A brief overview of the new lease accounting standard: ASC 842

An ancient Chinese proverb states, “The best time to plant a tree was 20 years ago; the second-best time is now.”

This proverb can be applied to many aspects of life: Training for a marathon, remodeling your home or even adopting a new lease accounting standard.

New leasing guidance: Who’s impacted, what’s changing and why?

If you oversee the financial reporting for a private company, specifically one that produces financial statements in accordance with U.S. GAAP, now is the time to familiarize yourself with and transition to ASC 842, the new lease accounting standard issued by the Financial Accounting Standards Board (FASB).

Under the current accounting guidance, the future payments associated with certain lease arrangements and operating leases are excluded from the balance sheet. The new lease accounting guidance was issued with the intention of increasing transparency and comparability among companies by requiring all leases, including most operating leases, to be recorded on the balance sheet.

It’s important to note ASC 842 does not impact the ongoing amount and timing of rental expense recorded to the income statement attributed to an operating lease agreement. Rather, the impact is on the balance sheet and disclosures only. The new guidance is effective for annual reporting for fiscal years ending Dec. 31, 2022, and for interim reporting in 2023. Given the impending deadline, the time to act is now.

What is a lease?

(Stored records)
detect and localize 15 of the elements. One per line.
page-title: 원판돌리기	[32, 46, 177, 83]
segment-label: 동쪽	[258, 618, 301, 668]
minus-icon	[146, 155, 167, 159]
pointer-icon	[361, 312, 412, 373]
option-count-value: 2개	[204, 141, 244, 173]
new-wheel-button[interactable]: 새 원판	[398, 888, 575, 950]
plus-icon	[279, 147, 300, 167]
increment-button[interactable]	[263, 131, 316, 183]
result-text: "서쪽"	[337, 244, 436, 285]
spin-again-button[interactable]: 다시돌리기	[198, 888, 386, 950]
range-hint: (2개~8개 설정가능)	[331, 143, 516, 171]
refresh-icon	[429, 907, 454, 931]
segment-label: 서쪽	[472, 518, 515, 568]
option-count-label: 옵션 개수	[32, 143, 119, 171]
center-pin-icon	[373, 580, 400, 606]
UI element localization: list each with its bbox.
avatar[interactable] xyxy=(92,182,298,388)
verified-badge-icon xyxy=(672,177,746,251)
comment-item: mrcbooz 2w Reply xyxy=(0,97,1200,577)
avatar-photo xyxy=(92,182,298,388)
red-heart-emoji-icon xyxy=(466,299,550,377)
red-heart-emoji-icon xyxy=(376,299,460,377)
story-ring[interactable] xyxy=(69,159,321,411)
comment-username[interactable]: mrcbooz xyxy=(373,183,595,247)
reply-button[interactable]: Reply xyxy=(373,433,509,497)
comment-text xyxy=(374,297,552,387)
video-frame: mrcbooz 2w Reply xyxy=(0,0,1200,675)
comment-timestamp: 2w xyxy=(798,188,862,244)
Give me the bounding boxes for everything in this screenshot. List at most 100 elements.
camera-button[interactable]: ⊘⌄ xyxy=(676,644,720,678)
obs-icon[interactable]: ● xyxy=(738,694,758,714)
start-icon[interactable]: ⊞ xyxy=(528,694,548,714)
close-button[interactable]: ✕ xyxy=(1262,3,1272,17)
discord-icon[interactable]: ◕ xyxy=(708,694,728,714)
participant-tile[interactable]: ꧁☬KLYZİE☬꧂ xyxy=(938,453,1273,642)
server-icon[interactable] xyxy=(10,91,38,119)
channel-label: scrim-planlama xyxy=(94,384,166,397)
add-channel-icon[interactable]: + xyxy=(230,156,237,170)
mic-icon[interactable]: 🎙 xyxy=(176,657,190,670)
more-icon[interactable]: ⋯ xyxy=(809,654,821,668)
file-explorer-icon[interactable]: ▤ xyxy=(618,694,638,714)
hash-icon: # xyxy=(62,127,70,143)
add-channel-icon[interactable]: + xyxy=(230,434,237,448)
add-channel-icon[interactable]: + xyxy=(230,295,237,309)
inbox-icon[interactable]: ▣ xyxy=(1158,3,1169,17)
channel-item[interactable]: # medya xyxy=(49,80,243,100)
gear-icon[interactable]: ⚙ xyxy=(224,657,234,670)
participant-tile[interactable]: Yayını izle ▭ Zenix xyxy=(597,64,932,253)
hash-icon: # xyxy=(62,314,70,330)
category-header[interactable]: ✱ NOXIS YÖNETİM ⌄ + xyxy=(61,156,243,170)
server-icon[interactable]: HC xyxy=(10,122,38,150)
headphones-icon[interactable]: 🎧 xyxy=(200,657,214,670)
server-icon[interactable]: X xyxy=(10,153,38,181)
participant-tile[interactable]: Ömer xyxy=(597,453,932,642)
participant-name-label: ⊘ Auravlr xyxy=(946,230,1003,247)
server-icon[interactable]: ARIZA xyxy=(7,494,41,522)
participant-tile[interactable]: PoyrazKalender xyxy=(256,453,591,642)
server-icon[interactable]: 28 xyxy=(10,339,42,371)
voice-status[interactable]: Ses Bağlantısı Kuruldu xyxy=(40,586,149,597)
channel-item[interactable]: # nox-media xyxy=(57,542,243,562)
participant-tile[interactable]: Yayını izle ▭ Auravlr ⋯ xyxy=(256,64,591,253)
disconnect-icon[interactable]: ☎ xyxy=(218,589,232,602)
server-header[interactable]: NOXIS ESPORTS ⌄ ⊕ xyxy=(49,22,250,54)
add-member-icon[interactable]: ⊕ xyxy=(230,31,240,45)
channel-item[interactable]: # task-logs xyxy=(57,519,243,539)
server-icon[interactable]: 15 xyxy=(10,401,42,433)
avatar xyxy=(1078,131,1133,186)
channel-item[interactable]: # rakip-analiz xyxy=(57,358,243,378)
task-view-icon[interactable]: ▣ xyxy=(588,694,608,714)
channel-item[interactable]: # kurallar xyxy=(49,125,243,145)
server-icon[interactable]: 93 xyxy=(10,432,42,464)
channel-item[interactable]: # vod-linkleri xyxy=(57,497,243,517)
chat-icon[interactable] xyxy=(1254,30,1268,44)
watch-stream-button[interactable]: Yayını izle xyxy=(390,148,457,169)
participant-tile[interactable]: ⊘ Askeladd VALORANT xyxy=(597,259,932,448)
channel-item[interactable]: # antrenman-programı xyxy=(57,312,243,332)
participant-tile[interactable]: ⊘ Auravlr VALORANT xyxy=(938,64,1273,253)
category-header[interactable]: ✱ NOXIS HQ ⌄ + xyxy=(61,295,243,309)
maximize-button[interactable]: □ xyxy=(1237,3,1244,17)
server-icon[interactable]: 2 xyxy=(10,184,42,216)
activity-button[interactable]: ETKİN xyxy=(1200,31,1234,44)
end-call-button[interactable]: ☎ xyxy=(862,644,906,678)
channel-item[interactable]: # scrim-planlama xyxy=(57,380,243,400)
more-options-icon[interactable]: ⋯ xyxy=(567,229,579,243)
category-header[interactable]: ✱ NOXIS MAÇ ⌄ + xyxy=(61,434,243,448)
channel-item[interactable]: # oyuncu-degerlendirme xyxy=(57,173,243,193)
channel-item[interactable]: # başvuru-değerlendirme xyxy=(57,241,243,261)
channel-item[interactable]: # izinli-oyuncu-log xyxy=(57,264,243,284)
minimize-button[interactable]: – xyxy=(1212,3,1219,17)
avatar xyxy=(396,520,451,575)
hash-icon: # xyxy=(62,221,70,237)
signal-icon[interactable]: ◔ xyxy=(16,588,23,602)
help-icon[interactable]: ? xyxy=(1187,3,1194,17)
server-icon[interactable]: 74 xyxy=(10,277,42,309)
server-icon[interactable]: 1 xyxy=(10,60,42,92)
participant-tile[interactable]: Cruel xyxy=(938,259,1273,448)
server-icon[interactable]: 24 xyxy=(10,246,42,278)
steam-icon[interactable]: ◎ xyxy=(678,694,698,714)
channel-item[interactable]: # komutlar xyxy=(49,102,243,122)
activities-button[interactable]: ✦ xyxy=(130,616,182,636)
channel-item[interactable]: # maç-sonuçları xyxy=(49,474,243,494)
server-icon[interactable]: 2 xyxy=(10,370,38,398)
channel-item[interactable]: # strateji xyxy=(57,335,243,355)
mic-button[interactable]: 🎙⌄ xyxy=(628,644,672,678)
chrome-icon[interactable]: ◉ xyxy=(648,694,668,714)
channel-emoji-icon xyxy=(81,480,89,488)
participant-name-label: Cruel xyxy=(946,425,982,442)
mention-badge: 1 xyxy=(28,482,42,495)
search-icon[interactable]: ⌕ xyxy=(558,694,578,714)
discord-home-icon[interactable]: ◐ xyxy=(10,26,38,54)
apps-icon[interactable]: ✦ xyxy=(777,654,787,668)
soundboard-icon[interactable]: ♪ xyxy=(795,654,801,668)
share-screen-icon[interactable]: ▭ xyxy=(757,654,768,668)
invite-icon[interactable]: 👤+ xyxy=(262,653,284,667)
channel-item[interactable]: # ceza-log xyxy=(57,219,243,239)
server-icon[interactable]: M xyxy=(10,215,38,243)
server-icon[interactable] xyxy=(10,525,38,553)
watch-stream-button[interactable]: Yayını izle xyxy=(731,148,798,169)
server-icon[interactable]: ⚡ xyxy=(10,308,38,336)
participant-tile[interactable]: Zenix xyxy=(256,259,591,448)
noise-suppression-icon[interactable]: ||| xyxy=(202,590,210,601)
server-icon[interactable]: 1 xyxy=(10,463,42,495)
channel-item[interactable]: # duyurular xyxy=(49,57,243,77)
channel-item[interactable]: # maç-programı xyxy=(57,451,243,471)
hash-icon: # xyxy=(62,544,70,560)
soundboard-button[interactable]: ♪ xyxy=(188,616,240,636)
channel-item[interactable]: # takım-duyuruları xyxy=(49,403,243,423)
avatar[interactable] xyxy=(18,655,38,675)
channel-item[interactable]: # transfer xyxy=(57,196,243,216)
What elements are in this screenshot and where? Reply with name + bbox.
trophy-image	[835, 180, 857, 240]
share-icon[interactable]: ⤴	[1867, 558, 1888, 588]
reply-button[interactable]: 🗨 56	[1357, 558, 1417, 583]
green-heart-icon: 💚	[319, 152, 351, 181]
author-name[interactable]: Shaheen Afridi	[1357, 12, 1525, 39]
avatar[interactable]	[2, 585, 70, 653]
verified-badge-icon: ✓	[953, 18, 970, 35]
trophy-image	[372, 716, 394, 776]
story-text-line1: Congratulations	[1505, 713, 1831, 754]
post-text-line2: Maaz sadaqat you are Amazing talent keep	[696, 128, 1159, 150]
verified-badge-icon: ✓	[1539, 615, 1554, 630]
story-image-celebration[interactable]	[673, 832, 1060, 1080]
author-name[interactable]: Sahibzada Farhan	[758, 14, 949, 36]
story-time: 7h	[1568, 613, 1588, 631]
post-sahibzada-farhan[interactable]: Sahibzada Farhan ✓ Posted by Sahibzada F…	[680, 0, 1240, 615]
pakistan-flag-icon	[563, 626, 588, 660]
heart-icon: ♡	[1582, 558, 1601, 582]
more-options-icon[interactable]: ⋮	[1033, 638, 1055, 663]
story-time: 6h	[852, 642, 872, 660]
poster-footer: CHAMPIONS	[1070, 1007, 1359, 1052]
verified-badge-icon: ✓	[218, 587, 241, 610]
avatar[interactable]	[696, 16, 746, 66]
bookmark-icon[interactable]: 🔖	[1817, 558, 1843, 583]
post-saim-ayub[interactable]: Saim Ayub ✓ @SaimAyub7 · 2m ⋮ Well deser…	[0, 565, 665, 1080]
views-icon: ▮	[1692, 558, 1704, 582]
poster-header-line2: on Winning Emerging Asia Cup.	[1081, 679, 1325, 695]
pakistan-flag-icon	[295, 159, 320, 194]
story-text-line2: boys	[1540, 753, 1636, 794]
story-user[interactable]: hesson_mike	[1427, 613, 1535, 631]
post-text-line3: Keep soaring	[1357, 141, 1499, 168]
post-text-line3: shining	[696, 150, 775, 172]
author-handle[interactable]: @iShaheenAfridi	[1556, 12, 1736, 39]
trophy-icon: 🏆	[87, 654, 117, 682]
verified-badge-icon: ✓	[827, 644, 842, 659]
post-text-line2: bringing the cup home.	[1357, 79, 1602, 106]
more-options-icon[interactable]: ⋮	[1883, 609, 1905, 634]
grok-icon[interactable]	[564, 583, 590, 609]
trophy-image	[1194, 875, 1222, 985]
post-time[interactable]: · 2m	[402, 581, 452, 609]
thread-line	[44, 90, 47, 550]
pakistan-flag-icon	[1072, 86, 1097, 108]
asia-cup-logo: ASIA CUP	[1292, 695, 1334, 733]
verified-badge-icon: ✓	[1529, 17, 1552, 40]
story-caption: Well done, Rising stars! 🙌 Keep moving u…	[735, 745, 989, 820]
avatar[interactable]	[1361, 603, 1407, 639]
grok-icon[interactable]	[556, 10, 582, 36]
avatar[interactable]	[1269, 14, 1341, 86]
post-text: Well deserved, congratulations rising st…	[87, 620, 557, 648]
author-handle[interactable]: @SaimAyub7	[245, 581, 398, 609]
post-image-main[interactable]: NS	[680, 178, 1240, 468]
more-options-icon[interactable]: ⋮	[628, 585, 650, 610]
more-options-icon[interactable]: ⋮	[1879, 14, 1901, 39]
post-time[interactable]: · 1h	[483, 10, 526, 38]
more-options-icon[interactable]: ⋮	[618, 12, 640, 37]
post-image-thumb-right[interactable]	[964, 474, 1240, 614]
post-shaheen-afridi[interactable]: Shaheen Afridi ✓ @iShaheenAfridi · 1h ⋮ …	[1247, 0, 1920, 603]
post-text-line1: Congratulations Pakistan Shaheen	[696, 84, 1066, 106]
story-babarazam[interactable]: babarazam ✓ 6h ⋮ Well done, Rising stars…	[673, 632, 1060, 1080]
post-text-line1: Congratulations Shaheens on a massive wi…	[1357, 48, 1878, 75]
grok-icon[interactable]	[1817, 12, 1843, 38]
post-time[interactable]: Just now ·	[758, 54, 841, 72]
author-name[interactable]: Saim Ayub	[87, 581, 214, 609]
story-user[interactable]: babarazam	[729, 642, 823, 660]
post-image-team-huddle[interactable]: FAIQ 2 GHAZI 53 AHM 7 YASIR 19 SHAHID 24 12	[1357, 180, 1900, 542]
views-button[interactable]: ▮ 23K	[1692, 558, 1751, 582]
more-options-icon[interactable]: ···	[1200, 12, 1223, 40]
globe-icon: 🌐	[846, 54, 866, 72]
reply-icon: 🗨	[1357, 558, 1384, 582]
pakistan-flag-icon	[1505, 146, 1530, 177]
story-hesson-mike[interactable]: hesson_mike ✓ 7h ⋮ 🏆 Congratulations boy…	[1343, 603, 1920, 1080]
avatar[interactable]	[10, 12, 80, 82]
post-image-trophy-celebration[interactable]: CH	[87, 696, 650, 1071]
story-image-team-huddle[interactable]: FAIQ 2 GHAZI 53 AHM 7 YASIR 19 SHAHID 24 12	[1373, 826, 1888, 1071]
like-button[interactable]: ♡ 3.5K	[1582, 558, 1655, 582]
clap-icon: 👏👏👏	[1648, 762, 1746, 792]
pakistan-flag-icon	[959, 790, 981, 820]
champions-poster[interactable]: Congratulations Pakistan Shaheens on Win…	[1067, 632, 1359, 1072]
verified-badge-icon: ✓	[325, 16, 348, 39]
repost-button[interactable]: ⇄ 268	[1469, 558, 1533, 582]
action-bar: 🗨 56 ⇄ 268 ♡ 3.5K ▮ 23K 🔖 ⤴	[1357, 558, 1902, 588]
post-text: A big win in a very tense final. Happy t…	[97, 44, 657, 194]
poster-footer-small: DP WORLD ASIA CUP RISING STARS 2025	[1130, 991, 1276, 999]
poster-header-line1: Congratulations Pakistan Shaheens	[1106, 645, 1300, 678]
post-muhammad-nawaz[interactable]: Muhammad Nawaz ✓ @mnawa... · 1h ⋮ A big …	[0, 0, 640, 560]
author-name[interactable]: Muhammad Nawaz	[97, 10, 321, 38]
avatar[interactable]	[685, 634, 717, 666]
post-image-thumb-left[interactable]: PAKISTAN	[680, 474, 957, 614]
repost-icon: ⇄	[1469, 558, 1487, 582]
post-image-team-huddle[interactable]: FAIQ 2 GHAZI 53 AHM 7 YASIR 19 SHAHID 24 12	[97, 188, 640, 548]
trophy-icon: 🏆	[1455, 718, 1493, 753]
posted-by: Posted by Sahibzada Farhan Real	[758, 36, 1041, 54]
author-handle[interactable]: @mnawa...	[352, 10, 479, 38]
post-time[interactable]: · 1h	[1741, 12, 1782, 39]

◆ EXPLORE THE MATERIAL
a. Please condense the paragraph of the lease accounting overview that begins "Under the current accounting guidance" into a short list that keeps its main facts.
b. According to the lease accounting overview, for which fiscal years does the new guidance take effect for annual reporting?
c. Decide whether each statement agrees with the lease accounting overview. Answer yes or no, and quote the words from the overview that settle it.
(i) ASC 842 changes the amount of rental expense recorded to the income statement for an operating lease.
(ii) ASC 842 was issued by the Financial Accounting Standards Board.
(iii) The new guidance applies to interim reporting in 2023.

◆ TASK ANSWERS
a.
- Current guidance leaves the future payments for certain lease arrangements and operating leases off the balance sheet.
- The new guidance requires all leases, including most operating leases, to be recorded on the balance sheet.
- Its aim is to increase transparency and comparability among companies.

b. Fiscal years ending Dec. 31, 2022.

c.
(i) No: "ASC 842 does not impact the ongoing amount and timing of rental expense recorded to the income statement attributed to an operating lease agreement."
(ii) Yes: "the new lease accounting standard issued by the Financial Accounting Standards Board (FASB)"
(iii) Yes: "and for interim reporting in 2023"